Copy every line that contains the string "left" from the entries below.

┄┄┄┄┄┄┄┄┄┄┄┄┄┄┄┄┄┄┄┄

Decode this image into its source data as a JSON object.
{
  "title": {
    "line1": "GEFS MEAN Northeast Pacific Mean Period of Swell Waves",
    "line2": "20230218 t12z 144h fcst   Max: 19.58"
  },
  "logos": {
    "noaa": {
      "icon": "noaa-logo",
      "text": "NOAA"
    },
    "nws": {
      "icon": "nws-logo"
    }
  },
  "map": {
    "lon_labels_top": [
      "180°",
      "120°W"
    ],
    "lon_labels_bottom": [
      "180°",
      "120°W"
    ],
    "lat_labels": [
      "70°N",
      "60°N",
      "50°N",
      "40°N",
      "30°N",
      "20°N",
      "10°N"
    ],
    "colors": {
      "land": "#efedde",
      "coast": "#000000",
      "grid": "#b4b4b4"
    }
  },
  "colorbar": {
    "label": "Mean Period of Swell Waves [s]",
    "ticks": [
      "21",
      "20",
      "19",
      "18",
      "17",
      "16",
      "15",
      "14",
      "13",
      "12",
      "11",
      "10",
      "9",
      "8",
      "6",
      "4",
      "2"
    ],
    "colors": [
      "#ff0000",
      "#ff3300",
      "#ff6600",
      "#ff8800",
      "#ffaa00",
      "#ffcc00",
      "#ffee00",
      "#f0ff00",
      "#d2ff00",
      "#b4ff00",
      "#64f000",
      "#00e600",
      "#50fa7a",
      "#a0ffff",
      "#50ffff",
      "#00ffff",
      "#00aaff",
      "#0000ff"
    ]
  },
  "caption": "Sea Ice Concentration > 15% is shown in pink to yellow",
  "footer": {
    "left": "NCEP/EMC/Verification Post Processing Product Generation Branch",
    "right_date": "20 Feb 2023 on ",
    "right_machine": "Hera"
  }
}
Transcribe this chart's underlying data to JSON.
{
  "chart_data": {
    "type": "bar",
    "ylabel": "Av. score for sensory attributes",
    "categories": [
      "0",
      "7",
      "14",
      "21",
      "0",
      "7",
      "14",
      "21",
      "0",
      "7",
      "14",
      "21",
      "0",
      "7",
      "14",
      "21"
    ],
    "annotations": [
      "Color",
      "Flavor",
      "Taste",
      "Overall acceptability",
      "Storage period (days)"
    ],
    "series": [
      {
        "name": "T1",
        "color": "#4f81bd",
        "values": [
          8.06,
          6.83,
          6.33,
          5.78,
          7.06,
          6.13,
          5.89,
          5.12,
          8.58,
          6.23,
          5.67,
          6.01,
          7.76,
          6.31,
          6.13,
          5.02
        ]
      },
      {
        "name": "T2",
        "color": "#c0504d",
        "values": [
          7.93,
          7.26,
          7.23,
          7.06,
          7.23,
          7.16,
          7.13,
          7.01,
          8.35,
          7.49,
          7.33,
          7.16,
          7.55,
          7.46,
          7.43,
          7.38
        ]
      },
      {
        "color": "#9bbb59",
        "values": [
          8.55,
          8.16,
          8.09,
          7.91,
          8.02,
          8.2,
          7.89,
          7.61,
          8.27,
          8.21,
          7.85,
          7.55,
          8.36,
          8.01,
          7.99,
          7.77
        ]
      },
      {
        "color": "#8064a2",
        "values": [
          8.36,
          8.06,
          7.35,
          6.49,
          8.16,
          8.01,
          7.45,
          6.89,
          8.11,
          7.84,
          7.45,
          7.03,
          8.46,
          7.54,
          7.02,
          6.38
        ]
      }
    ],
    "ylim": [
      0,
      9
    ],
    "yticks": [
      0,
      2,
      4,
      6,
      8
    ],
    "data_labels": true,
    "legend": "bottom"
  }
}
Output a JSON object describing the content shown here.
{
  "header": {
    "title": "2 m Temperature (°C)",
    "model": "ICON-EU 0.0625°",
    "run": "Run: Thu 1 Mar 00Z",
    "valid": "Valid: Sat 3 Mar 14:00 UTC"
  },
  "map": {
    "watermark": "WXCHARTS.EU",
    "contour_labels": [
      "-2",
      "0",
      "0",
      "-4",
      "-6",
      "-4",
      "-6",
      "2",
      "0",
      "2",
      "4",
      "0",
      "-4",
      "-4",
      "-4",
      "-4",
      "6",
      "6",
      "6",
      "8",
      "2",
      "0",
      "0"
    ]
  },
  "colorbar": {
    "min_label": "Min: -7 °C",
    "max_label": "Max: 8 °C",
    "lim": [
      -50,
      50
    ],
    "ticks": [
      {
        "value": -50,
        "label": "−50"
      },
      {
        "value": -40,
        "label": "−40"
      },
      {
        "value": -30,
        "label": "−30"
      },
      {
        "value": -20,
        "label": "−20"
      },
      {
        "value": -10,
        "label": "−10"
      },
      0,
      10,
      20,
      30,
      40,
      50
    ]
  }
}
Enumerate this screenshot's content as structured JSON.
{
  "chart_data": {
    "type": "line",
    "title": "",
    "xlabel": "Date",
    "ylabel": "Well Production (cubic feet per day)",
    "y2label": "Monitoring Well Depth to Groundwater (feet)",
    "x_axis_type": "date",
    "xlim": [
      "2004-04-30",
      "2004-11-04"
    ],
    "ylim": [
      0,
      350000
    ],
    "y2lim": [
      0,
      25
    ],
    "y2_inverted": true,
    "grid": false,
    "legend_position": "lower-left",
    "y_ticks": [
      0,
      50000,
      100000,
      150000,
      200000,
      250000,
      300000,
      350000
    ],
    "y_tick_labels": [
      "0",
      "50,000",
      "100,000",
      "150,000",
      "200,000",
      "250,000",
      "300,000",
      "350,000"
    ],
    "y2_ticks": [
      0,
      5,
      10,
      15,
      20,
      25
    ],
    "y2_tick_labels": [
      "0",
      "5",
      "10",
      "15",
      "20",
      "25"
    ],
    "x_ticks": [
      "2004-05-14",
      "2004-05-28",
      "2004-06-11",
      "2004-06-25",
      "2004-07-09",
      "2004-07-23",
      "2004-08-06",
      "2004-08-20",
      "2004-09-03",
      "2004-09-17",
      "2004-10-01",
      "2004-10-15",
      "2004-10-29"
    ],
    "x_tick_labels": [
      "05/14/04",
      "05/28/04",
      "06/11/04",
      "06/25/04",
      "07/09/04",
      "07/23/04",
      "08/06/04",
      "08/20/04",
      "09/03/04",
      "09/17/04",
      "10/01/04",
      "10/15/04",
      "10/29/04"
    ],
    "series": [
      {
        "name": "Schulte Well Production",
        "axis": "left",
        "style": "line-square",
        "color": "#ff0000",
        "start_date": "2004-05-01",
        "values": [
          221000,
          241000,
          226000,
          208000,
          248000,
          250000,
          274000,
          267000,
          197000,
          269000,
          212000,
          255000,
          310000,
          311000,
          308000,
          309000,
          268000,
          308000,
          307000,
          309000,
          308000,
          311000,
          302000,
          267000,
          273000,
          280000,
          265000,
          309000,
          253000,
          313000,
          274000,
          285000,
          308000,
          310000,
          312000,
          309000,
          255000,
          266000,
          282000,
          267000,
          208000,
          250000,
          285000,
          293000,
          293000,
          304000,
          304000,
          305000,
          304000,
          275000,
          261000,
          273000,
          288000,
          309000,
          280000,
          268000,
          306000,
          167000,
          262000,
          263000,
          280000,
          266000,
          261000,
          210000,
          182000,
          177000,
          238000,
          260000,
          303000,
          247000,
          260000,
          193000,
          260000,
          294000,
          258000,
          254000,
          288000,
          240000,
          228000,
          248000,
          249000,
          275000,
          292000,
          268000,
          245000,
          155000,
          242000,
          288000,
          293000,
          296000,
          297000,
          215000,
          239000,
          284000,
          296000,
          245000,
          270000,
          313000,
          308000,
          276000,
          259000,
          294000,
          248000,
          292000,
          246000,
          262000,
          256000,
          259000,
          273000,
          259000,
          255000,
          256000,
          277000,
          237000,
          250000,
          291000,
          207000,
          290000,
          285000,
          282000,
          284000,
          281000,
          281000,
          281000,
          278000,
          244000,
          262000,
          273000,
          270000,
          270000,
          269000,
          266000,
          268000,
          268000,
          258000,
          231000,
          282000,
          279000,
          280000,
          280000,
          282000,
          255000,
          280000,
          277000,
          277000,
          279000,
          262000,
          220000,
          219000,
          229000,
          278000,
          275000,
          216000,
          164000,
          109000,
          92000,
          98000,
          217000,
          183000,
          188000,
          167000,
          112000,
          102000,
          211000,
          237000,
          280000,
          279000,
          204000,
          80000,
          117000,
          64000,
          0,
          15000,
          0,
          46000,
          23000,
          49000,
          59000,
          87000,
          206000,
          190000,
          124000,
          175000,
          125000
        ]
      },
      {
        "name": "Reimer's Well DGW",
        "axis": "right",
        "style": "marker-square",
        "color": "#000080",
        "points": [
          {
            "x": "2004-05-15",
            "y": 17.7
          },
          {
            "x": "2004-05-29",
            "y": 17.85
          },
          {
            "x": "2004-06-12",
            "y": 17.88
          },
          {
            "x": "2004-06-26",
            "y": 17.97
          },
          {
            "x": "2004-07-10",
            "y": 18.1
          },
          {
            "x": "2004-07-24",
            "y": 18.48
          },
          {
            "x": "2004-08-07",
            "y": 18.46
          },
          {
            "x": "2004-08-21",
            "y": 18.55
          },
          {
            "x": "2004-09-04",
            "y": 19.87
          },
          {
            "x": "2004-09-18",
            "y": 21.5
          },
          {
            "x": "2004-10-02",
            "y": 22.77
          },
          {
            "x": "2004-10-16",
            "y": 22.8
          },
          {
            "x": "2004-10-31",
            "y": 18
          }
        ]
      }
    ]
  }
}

┄┄┄┄┄┄┄┄┄┄┄┄┄┄┄┄┄┄┄┄

• **Written answer**
    "left": "NCEP/EMC/Verification Post Processing Product Generation Branch",
    "legend_position": "lower-left",
        "axis": "left",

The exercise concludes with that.